START
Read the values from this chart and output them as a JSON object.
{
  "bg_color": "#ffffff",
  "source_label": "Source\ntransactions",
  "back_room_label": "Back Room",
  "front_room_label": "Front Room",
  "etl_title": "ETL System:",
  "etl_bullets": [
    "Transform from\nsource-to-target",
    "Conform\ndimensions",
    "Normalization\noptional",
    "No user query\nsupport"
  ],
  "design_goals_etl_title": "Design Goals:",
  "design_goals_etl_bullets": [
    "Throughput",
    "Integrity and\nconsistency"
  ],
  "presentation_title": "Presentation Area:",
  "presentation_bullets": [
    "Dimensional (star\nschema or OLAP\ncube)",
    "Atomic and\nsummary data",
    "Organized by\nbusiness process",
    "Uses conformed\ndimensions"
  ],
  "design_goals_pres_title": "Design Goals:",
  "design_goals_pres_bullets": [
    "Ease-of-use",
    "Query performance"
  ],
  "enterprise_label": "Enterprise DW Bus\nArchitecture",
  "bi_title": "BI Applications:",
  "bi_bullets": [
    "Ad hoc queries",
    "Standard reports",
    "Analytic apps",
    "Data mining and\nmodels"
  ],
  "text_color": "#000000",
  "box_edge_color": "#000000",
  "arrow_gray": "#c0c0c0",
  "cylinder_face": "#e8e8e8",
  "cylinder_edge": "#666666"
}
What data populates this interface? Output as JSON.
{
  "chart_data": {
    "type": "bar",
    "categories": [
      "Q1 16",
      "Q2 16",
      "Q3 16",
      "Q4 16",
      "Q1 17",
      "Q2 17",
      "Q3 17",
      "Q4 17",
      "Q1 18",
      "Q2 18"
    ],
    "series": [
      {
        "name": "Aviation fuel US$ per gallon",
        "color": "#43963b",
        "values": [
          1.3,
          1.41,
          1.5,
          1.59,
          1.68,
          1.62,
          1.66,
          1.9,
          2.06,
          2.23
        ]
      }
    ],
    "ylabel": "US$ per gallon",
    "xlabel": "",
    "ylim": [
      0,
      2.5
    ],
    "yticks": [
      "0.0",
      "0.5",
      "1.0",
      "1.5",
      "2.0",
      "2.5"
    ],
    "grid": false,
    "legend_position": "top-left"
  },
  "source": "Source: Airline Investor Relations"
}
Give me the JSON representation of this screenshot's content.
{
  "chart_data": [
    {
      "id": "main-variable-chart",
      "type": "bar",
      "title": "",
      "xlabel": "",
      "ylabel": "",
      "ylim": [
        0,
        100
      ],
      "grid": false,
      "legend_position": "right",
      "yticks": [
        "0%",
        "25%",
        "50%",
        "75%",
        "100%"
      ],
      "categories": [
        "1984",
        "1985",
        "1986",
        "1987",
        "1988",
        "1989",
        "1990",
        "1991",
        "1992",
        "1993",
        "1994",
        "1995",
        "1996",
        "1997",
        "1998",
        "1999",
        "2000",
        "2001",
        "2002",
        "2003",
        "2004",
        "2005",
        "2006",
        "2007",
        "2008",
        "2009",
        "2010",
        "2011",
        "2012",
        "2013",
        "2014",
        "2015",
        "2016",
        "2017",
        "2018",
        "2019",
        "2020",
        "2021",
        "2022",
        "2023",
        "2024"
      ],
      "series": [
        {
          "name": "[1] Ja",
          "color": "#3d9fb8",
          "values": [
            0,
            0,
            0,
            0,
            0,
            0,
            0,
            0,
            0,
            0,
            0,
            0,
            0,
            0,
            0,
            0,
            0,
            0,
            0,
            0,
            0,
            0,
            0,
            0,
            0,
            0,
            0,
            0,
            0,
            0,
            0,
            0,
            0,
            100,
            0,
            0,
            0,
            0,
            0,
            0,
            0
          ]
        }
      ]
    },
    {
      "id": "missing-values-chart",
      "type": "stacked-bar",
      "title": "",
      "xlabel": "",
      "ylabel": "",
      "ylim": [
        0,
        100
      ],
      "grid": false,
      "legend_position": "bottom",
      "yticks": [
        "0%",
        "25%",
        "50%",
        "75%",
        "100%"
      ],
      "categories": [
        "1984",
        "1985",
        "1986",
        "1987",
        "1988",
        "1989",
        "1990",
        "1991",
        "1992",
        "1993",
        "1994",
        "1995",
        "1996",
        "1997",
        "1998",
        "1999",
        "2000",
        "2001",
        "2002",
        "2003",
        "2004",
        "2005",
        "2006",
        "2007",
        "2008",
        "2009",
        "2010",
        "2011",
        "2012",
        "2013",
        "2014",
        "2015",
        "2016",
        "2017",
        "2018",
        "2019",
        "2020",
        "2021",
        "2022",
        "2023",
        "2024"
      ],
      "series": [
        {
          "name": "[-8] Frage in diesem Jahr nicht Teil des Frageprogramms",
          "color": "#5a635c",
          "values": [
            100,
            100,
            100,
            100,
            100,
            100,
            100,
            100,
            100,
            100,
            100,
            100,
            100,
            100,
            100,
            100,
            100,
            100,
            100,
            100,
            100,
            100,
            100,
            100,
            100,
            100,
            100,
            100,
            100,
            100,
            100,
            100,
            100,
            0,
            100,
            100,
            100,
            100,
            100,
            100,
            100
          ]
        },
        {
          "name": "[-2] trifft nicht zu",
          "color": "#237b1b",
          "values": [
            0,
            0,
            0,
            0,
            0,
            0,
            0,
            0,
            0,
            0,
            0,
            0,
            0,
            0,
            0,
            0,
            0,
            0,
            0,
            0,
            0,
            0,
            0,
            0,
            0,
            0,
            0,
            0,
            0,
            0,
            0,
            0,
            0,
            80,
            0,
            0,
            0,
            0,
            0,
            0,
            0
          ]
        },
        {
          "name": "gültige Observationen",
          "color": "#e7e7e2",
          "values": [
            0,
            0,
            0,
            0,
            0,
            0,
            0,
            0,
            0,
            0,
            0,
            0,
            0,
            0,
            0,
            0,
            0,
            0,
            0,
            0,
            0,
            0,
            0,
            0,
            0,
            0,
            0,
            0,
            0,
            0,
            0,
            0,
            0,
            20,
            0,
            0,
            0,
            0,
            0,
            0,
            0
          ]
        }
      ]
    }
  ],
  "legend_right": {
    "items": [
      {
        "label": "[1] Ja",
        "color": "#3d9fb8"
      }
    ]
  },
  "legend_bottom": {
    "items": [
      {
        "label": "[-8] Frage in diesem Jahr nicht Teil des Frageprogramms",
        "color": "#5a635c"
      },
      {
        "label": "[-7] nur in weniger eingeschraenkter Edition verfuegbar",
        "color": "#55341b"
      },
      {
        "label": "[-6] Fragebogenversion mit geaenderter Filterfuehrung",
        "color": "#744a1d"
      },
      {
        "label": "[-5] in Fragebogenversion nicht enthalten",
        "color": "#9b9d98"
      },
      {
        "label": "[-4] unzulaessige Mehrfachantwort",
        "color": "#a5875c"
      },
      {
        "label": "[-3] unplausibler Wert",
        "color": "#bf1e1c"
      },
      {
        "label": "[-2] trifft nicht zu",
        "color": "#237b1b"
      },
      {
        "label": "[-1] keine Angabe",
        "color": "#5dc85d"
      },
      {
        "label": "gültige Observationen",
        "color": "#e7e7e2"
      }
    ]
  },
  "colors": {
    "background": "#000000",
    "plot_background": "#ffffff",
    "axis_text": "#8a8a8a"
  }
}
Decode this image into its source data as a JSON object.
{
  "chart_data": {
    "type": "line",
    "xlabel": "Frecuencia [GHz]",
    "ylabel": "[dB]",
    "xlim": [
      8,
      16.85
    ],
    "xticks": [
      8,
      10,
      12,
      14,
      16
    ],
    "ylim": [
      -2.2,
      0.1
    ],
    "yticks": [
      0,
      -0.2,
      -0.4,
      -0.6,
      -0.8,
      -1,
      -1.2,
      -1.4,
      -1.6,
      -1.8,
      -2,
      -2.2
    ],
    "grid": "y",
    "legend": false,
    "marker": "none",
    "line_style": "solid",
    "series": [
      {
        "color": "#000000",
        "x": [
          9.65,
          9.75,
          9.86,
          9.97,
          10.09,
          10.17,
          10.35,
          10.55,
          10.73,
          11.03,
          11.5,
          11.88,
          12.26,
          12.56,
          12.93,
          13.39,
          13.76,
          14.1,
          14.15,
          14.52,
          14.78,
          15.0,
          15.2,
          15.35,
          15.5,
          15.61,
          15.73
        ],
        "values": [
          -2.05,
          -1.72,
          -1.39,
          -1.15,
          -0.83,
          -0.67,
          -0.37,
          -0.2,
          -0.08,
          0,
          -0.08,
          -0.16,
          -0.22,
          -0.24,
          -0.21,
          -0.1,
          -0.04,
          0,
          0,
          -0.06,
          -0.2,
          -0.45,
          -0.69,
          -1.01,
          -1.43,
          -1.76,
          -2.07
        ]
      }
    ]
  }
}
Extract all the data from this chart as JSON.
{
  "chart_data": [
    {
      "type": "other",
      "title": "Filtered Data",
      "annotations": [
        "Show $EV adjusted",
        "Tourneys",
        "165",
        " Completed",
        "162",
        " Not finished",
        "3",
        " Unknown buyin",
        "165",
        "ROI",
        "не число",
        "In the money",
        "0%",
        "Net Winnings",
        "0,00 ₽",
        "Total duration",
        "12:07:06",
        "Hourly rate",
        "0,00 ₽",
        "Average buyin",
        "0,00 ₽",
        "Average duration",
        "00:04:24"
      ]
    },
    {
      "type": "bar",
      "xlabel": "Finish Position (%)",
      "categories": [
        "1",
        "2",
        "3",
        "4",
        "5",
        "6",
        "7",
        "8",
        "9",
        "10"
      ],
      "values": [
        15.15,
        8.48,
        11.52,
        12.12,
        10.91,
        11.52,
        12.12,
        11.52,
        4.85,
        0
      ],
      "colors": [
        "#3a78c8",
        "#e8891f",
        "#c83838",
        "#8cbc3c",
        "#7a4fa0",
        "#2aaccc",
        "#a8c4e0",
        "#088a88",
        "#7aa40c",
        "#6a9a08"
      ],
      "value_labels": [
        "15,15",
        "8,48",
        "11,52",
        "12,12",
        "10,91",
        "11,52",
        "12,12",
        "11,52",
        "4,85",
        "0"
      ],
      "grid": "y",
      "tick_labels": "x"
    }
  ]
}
END
What is needed:
Using the records above, list each line that includes "Jahr".

Response to the exercise:
          "name": "[-8] Frage in diesem Jahr nicht Teil des Frageprogramms",
        "label": "[-8] Frage in diesem Jahr nicht Teil des Frageprogramms",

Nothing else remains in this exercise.